** start of Provided records **
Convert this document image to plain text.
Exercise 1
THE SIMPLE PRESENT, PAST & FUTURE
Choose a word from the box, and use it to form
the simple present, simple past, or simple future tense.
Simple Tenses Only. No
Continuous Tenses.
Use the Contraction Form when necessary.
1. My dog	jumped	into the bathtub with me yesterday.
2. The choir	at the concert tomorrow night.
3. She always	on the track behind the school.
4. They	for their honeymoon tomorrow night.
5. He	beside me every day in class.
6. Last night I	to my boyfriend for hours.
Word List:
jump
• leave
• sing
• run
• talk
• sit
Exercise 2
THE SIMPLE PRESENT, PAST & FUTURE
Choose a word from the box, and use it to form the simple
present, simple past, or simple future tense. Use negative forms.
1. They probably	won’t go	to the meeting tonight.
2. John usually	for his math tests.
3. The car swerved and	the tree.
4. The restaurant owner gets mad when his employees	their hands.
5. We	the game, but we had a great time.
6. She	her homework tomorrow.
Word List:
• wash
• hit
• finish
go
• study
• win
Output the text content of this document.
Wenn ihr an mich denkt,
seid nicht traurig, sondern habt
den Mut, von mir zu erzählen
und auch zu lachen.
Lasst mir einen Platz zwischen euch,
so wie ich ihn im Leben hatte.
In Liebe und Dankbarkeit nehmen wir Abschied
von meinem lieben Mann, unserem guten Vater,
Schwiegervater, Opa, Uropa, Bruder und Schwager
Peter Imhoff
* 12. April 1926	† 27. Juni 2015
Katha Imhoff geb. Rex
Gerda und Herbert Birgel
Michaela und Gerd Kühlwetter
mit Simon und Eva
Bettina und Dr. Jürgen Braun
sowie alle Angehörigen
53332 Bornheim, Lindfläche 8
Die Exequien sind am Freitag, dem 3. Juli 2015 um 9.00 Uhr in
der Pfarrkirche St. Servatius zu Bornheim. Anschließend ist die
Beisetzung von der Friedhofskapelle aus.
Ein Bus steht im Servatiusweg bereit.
** end of Provided records **
## What you should do
Copy out exactly the lines running from the line with "Output the text content of this document." to the end of the records, inclusive.

## Task output
Output the text content of this document.
Wenn ihr an mich denkt,
seid nicht traurig, sondern habt
den Mut, von mir zu erzählen
und auch zu lachen.
Lasst mir einen Platz zwischen euch,
so wie ich ihn im Leben hatte.
In Liebe und Dankbarkeit nehmen wir Abschied
von meinem lieben Mann, unserem guten Vater,
Schwiegervater, Opa, Uropa, Bruder und Schwager
Peter Imhoff
* 12. April 1926	† 27. Juni 2015
Katha Imhoff geb. Rex
Gerda und Herbert Birgel
Michaela und Gerd Kühlwetter
mit Simon und Eva
Bettina und Dr. Jürgen Braun
sowie alle Angehörigen
53332 Bornheim, Lindfläche 8
Die Exequien sind am Freitag, dem 3. Juli 2015 um 9.00 Uhr in
der Pfarrkirche St. Servatius zu Bornheim. Anschließend ist die
Beisetzung von der Friedhofskapelle aus.
Ein Bus steht im Servatiusweg bereit.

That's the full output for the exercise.